▸ **To be done**: Would you pull out every line of the material that contains the string "value"?

** begin **

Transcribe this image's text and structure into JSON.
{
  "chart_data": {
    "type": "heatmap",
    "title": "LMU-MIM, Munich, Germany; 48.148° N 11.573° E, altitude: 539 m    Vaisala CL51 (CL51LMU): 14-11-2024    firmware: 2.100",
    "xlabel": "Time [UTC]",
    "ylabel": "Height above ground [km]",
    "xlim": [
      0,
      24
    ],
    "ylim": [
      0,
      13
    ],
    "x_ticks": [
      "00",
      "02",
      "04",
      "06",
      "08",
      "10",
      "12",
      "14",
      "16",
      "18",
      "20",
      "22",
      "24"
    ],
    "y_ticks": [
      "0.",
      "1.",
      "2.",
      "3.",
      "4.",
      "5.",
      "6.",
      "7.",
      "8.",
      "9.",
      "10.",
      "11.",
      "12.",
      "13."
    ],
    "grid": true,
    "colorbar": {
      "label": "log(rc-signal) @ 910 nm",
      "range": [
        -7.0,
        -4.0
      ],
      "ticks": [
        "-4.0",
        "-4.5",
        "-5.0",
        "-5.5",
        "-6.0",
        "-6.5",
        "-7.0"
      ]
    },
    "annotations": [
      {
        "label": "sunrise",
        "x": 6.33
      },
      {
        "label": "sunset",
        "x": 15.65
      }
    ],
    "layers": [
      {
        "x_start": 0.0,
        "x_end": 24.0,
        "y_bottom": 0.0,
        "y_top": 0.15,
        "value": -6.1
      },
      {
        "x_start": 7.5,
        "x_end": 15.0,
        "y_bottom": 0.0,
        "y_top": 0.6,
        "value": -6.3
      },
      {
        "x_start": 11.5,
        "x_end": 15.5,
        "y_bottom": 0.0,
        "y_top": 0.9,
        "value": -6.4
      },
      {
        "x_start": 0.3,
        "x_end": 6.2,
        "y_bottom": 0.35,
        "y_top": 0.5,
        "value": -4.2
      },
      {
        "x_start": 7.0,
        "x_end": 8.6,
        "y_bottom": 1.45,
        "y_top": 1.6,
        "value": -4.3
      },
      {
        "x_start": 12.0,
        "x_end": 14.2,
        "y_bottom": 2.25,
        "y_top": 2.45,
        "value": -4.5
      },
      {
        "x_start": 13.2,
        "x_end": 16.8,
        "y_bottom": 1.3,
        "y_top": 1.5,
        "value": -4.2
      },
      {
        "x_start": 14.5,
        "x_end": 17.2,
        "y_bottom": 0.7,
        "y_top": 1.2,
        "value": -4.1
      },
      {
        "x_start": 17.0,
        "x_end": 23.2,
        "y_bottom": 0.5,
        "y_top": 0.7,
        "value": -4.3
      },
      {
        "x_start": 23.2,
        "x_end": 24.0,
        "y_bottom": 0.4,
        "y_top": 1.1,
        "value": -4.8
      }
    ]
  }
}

** end **

▸ **Reply to the exercise**:
        "value": -6.1
        "value": -6.3
        "value": -6.4
        "value": -4.2
        "value": -4.3
        "value": -4.5
        "value": -4.2
        "value": -4.1
        "value": -4.3
        "value": -4.8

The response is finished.